> _Exercise aim_:
The answer should be a single number: how many lines of the entries below hold the word "structure".

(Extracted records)

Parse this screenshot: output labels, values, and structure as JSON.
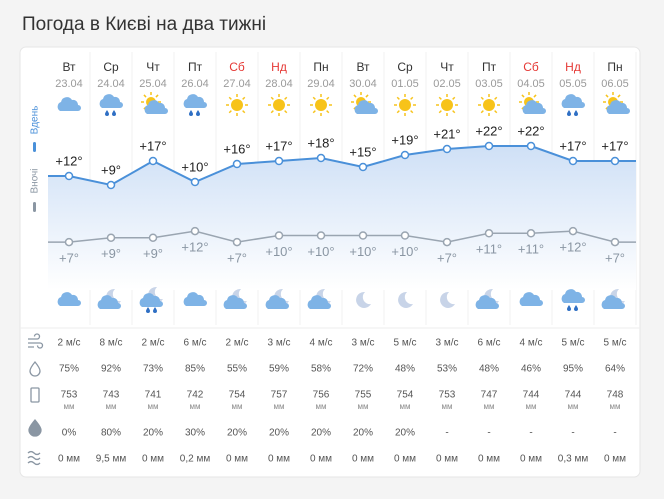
{
  "header": {
    "title": "Погода в Києві на два тижні"
  },
  "side_labels": {
    "day": "Вдень",
    "night": "Вночі"
  },
  "days": [
    {
      "weekday": "Вт",
      "date": "23.04",
      "weekend": false,
      "day_temp": 12,
      "day_label": "+12°",
      "night_temp": 7,
      "night_label": "+7°",
      "wind": "2 м/с",
      "humidity": "75%",
      "pressure": "753",
      "pressure_unit": "мм",
      "precip_prob": "0%",
      "precip": "0 мм"
    },
    {
      "weekday": "Ср",
      "date": "24.04",
      "weekend": false,
      "day_temp": 9,
      "day_label": "+9°",
      "night_temp": 9,
      "night_label": "+9°",
      "wind": "8 м/с",
      "humidity": "92%",
      "pressure": "743",
      "pressure_unit": "мм",
      "precip_prob": "80%",
      "precip": "9,5 мм"
    },
    {
      "weekday": "Чт",
      "date": "25.04",
      "weekend": false,
      "day_temp": 17,
      "day_label": "+17°",
      "night_temp": 9,
      "night_label": "+9°",
      "wind": "2 м/с",
      "humidity": "73%",
      "pressure": "741",
      "pressure_unit": "мм",
      "precip_prob": "20%",
      "precip": "0 мм"
    },
    {
      "weekday": "Пт",
      "date": "26.04",
      "weekend": false,
      "day_temp": 10,
      "day_label": "+10°",
      "night_temp": 12,
      "night_label": "+12°",
      "wind": "6 м/с",
      "humidity": "85%",
      "pressure": "742",
      "pressure_unit": "мм",
      "precip_prob": "30%",
      "precip": "0,2 мм"
    },
    {
      "weekday": "Сб",
      "date": "27.04",
      "weekend": true,
      "day_temp": 16,
      "day_label": "+16°",
      "night_temp": 7,
      "night_label": "+7°",
      "wind": "2 м/с",
      "humidity": "55%",
      "pressure": "754",
      "pressure_unit": "мм",
      "precip_prob": "20%",
      "precip": "0 мм"
    },
    {
      "weekday": "Нд",
      "date": "28.04",
      "weekend": true,
      "day_temp": 17,
      "day_label": "+17°",
      "night_temp": 10,
      "night_label": "+10°",
      "wind": "3 м/с",
      "humidity": "59%",
      "pressure": "757",
      "pressure_unit": "мм",
      "precip_prob": "20%",
      "precip": "0 мм"
    },
    {
      "weekday": "Пн",
      "date": "29.04",
      "weekend": false,
      "day_temp": 18,
      "day_label": "+18°",
      "night_temp": 10,
      "night_label": "+10°",
      "wind": "4 м/с",
      "humidity": "58%",
      "pressure": "756",
      "pressure_unit": "мм",
      "precip_prob": "20%",
      "precip": "0 мм"
    },
    {
      "weekday": "Вт",
      "date": "30.04",
      "weekend": false,
      "day_temp": 15,
      "day_label": "+15°",
      "night_temp": 10,
      "night_label": "+10°",
      "wind": "3 м/с",
      "humidity": "72%",
      "pressure": "755",
      "pressure_unit": "мм",
      "precip_prob": "20%",
      "precip": "0 мм"
    },
    {
      "weekday": "Ср",
      "date": "01.05",
      "weekend": false,
      "day_temp": 19,
      "day_label": "+19°",
      "night_temp": 10,
      "night_label": "+10°",
      "wind": "5 м/с",
      "humidity": "48%",
      "pressure": "754",
      "pressure_unit": "мм",
      "precip_prob": "20%",
      "precip": "0 мм"
    },
    {
      "weekday": "Чт",
      "date": "02.05",
      "weekend": false,
      "day_temp": 21,
      "day_label": "+21°",
      "night_temp": 7,
      "night_label": "+7°",
      "wind": "3 м/с",
      "humidity": "53%",
      "pressure": "753",
      "pressure_unit": "мм",
      "precip_prob": "-",
      "precip": "0 мм"
    },
    {
      "weekday": "Пт",
      "date": "03.05",
      "weekend": false,
      "day_temp": 22,
      "day_label": "+22°",
      "night_temp": 11,
      "night_label": "+11°",
      "wind": "6 м/с",
      "humidity": "48%",
      "pressure": "747",
      "pressure_unit": "мм",
      "precip_prob": "-",
      "precip": "0 мм"
    },
    {
      "weekday": "Сб",
      "date": "04.05",
      "weekend": true,
      "day_temp": 22,
      "day_label": "+22°",
      "night_temp": 11,
      "night_label": "+11°",
      "wind": "4 м/с",
      "humidity": "46%",
      "pressure": "744",
      "pressure_unit": "мм",
      "precip_prob": "-",
      "precip": "0 мм"
    },
    {
      "weekday": "Нд",
      "date": "05.05",
      "weekend": true,
      "day_temp": 17,
      "day_label": "+17°",
      "night_temp": 12,
      "night_label": "+12°",
      "wind": "5 м/с",
      "humidity": "95%",
      "pressure": "744",
      "pressure_unit": "мм",
      "precip_prob": "-",
      "precip": "0,3 мм"
    },
    {
      "weekday": "Пн",
      "date": "06.05",
      "weekend": false,
      "day_temp": 17,
      "day_label": "+17°",
      "night_temp": 7,
      "night_label": "+7°",
      "wind": "5 м/с",
      "humidity": "64%",
      "pressure": "748",
      "pressure_unit": "мм",
      "precip_prob": "-",
      "precip": "0 мм"
    }
  ]
}
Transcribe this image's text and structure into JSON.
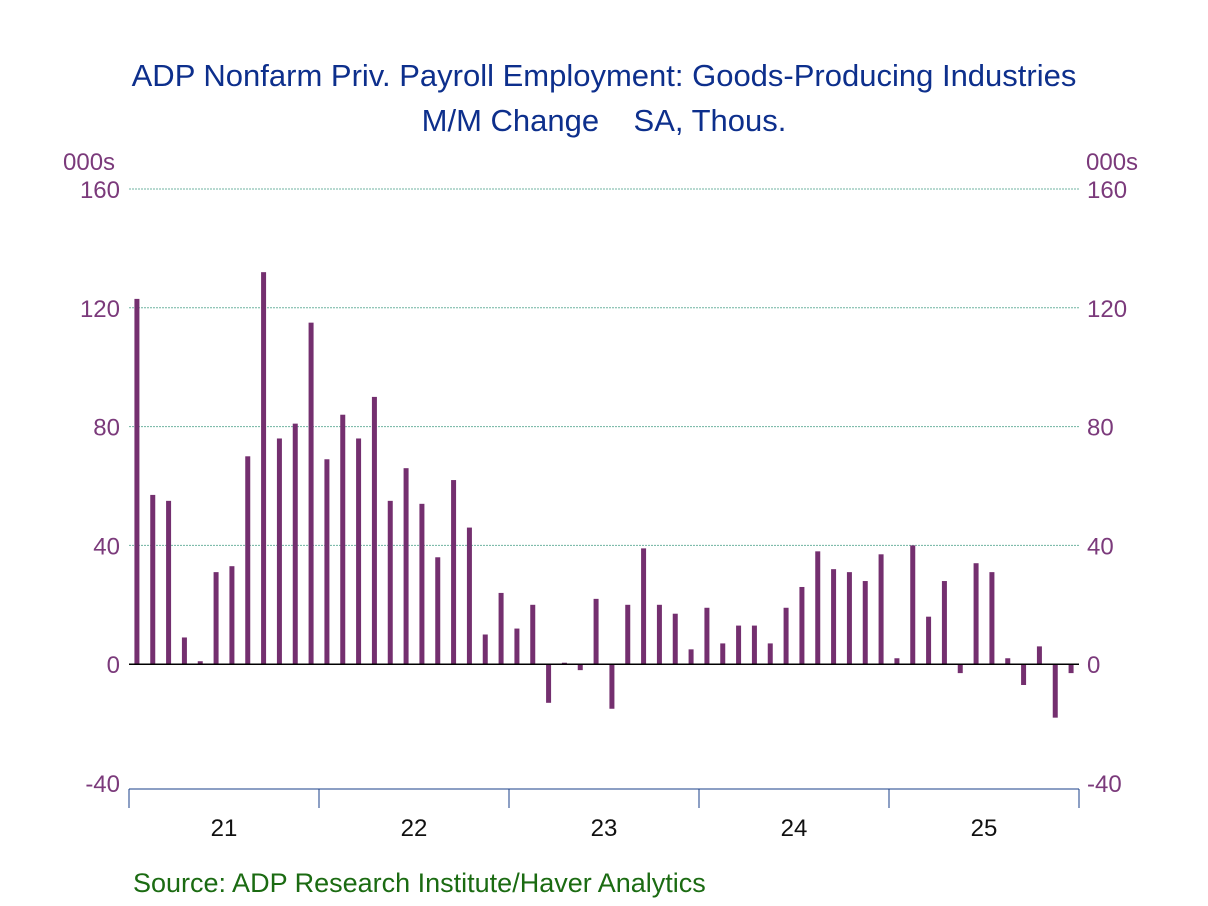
{
  "colors": {
    "bar": "#742f6f",
    "title": "#0d2f8c",
    "axis_text": "#7b3a7b",
    "grid": "#6fb3a0",
    "source": "#1b6b12"
  },
  "chart_data": {
    "type": "bar",
    "title": "ADP Nonfarm Priv. Payroll Employment: Goods-Producing Industries",
    "subtitle": "M/M Change    SA, Thous.",
    "ylabel_left": "000s",
    "ylabel_right": "000s",
    "ylim": [
      -40,
      160
    ],
    "yticks": [
      -40,
      0,
      40,
      80,
      120,
      160
    ],
    "grid": true,
    "x_start": "2021-01",
    "x_end": "2025-12",
    "year_labels": [
      "21",
      "22",
      "23",
      "24",
      "25"
    ],
    "values": [
      123,
      57,
      55,
      9,
      1,
      31,
      33,
      70,
      132,
      76,
      81,
      115,
      69,
      84,
      76,
      90,
      55,
      66,
      54,
      36,
      62,
      46,
      10,
      24,
      12,
      20,
      -13,
      0.5,
      -2,
      22,
      -15,
      20,
      39,
      20,
      17,
      5,
      19,
      7,
      13,
      13,
      7,
      19,
      26,
      38,
      32,
      31,
      28,
      37,
      2,
      40,
      16,
      28,
      -3,
      34,
      31,
      2,
      -7,
      6,
      -18,
      -3
    ]
  },
  "source": "Source:  ADP Research Institute/Haver Analytics"
}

> _Response to the exercise_:
2